Input for this task
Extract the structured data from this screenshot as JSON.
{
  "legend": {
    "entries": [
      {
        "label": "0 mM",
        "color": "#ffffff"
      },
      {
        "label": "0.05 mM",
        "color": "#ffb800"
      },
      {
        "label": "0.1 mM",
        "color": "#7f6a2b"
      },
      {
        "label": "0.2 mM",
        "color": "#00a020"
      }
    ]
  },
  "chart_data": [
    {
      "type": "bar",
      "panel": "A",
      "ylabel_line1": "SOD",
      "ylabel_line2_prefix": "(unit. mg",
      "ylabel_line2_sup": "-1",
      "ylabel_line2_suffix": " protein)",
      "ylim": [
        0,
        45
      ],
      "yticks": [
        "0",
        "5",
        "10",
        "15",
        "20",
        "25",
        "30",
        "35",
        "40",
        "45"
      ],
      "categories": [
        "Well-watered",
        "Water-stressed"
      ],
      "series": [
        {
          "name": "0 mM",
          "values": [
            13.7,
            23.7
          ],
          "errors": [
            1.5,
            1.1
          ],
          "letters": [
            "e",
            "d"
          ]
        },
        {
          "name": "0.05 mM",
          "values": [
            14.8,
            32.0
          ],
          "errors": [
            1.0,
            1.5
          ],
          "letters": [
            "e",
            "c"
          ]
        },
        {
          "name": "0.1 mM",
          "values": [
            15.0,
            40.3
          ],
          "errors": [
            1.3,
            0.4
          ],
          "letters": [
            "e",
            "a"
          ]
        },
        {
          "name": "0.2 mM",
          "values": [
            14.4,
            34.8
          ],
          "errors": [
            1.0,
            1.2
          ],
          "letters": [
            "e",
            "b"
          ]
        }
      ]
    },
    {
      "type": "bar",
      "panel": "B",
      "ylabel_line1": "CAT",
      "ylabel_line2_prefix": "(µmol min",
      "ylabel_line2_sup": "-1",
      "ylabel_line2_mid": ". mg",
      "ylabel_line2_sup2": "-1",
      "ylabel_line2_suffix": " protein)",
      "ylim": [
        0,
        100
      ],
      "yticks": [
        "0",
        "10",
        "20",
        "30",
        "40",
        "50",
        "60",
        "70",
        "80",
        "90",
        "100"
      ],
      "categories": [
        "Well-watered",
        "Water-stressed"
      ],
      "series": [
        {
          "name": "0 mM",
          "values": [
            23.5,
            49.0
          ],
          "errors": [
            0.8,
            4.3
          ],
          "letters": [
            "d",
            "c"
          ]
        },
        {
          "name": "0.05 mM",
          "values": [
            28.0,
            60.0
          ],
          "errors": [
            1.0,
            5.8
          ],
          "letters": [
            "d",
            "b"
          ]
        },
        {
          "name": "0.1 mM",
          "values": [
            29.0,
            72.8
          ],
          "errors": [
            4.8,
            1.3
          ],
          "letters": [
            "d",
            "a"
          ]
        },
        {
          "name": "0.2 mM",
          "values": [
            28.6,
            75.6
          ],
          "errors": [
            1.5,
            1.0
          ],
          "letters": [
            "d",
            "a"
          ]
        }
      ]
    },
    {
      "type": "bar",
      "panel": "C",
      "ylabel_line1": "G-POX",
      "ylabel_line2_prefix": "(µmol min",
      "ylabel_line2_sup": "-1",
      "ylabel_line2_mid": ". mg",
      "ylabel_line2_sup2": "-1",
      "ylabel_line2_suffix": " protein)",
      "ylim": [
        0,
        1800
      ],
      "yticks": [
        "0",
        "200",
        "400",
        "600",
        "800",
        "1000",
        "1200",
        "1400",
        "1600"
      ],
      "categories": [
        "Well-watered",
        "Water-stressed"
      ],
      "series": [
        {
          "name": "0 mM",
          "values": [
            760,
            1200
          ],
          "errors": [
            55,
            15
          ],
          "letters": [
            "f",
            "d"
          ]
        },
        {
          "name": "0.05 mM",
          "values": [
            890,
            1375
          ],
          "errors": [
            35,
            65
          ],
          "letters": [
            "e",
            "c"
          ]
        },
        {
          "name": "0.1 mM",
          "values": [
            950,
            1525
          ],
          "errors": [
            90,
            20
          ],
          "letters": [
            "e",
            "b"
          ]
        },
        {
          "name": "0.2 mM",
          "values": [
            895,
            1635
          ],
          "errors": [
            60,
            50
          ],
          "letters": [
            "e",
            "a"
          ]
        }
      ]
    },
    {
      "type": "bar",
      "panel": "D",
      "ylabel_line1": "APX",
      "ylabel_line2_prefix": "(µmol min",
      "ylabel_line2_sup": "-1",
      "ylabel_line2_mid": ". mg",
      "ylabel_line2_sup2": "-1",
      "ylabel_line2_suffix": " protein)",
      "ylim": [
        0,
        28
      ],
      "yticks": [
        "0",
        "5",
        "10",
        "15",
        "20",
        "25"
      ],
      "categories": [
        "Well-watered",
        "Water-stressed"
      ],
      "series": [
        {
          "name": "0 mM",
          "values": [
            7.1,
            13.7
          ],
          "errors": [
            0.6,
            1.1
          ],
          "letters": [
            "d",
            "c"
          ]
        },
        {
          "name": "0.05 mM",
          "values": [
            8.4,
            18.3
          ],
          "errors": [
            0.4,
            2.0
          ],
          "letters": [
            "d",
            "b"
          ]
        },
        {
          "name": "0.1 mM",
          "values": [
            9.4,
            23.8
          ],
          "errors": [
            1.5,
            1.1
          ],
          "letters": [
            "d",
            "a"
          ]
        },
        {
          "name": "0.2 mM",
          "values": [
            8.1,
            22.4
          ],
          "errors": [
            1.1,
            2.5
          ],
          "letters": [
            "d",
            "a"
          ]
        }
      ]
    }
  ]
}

What is expected
Copy the material above verbatim.

Answer for the task
Extract the structured data from this screenshot as JSON.
{
  "legend": {
    "entries": [
      {
        "label": "0 mM",
        "color": "#ffffff"
      },
      {
        "label": "0.05 mM",
        "color": "#ffb800"
      },
      {
        "label": "0.1 mM",
        "color": "#7f6a2b"
      },
      {
        "label": "0.2 mM",
        "color": "#00a020"
      }
    ]
  },
  "chart_data": [
    {
      "type": "bar",
      "panel": "A",
      "ylabel_line1": "SOD",
      "ylabel_line2_prefix": "(unit. mg",
      "ylabel_line2_sup": "-1",
      "ylabel_line2_suffix": " protein)",
      "ylim": [
        0,
        45
      ],
      "yticks": [
        "0",
        "5",
        "10",
        "15",
        "20",
        "25",
        "30",
        "35",
        "40",
        "45"
      ],
      "categories": [
        "Well-watered",
        "Water-stressed"
      ],
      "series": [
        {
          "name": "0 mM",
          "values": [
            13.7,
            23.7
          ],
          "errors": [
            1.5,
            1.1
          ],
          "letters": [
            "e",
            "d"
          ]
        },
        {
          "name": "0.05 mM",
          "values": [
            14.8,
            32.0
          ],
          "errors": [
            1.0,
            1.5
          ],
          "letters": [
            "e",
            "c"
          ]
        },
        {
          "name": "0.1 mM",
          "values": [
            15.0,
            40.3
          ],
          "errors": [
            1.3,
            0.4
          ],
          "letters": [
            "e",
            "a"
          ]
        },
        {
          "name": "0.2 mM",
          "values": [
            14.4,
            34.8
          ],
          "errors": [
            1.0,
            1.2
          ],
          "letters": [
            "e",
            "b"
          ]
        }
      ]
    },
    {
      "type": "bar",
      "panel": "B",
      "ylabel_line1": "CAT",
      "ylabel_line2_prefix": "(µmol min",
      "ylabel_line2_sup": "-1",
      "ylabel_line2_mid": ". mg",
      "ylabel_line2_sup2": "-1",
      "ylabel_line2_suffix": " protein)",
      "ylim": [
        0,
        100
      ],
      "yticks": [
        "0",
        "10",
        "20",
        "30",
        "40",
        "50",
        "60",
        "70",
        "80",
        "90",
        "100"
      ],
      "categories": [
        "Well-watered",
        "Water-stressed"
      ],
      "series": [
        {
          "name": "0 mM",
          "values": [
            23.5,
            49.0
          ],
          "errors": [
            0.8,
            4.3
          ],
          "letters": [
            "d",
            "c"
          ]
        },
        {
          "name": "0.05 mM",
          "values": [
            28.0,
            60.0
          ],
          "errors": [
            1.0,
            5.8
          ],
          "letters": [
            "d",
            "b"
          ]
        },
        {
          "name": "0.1 mM",
          "values": [
            29.0,
            72.8
          ],
          "errors": [
            4.8,
            1.3
          ],
          "letters": [
            "d",
            "a"
          ]
        },
        {
          "name": "0.2 mM",
          "values": [
            28.6,
            75.6
          ],
          "errors": [
            1.5,
            1.0
          ],
          "letters": [
            "d",
            "a"
          ]
        }
      ]
    },
    {
      "type": "bar",
      "panel": "C",
      "ylabel_line1": "G-POX",
      "ylabel_line2_prefix": "(µmol min",
      "ylabel_line2_sup": "-1",
      "ylabel_line2_mid": ". mg",
      "ylabel_line2_sup2": "-1",
      "ylabel_line2_suffix": " protein)",
      "ylim": [
        0,
        1800
      ],
      "yticks": [
        "0",
        "200",
        "400",
        "600",
        "800",
        "1000",
        "1200",
        "1400",
        "1600"
      ],
      "categories": [
        "Well-watered",
        "Water-stressed"
      ],
      "series": [
        {
          "name": "0 mM",
          "values": [
            760,
            1200
          ],
          "errors": [
            55,
            15
          ],
          "letters": [
            "f",
            "d"
          ]
        },
        {
          "name": "0.05 mM",
          "values": [
            890,
            1375
          ],
          "errors": [
            35,
            65
          ],
          "letters": [
            "e",
            "c"
          ]
        },
        {
          "name": "0.1 mM",
          "values": [
            950,
            1525
          ],
          "errors": [
            90,
            20
          ],
          "letters": [
            "e",
            "b"
          ]
        },
        {
          "name": "0.2 mM",
          "values": [
            895,
            1635
          ],
          "errors": [
            60,
            50
          ],
          "letters": [
            "e",
            "a"
          ]
        }
      ]
    },
    {
      "type": "bar",
      "panel": "D",
      "ylabel_line1": "APX",
      "ylabel_line2_prefix": "(µmol min",
      "ylabel_line2_sup": "-1",
      "ylabel_line2_mid": ". mg",
      "ylabel_line2_sup2": "-1",
      "ylabel_line2_suffix": " protein)",
      "ylim": [
        0,
        28
      ],
      "yticks": [
        "0",
        "5",
        "10",
        "15",
        "20",
        "25"
      ],
      "categories": [
        "Well-watered",
        "Water-stressed"
      ],
      "series": [
        {
          "name": "0 mM",
          "values": [
            7.1,
            13.7
          ],
          "errors": [
            0.6,
            1.1
          ],
          "letters": [
            "d",
            "c"
          ]
        },
        {
          "name": "0.05 mM",
          "values": [
            8.4,
            18.3
          ],
          "errors": [
            0.4,
            2.0
          ],
          "letters": [
            "d",
            "b"
          ]
        },
        {
          "name": "0.1 mM",
          "values": [
            9.4,
            23.8
          ],
          "errors": [
            1.5,
            1.1
          ],
          "letters": [
            "d",
            "a"
          ]
        },
        {
          "name": "0.2 mM",
          "values": [
            8.1,
            22.4
          ],
          "errors": [
            1.1,
            2.5
          ],
          "letters": [
            "d",
            "a"
          ]
        }
      ]
    }
  ]
}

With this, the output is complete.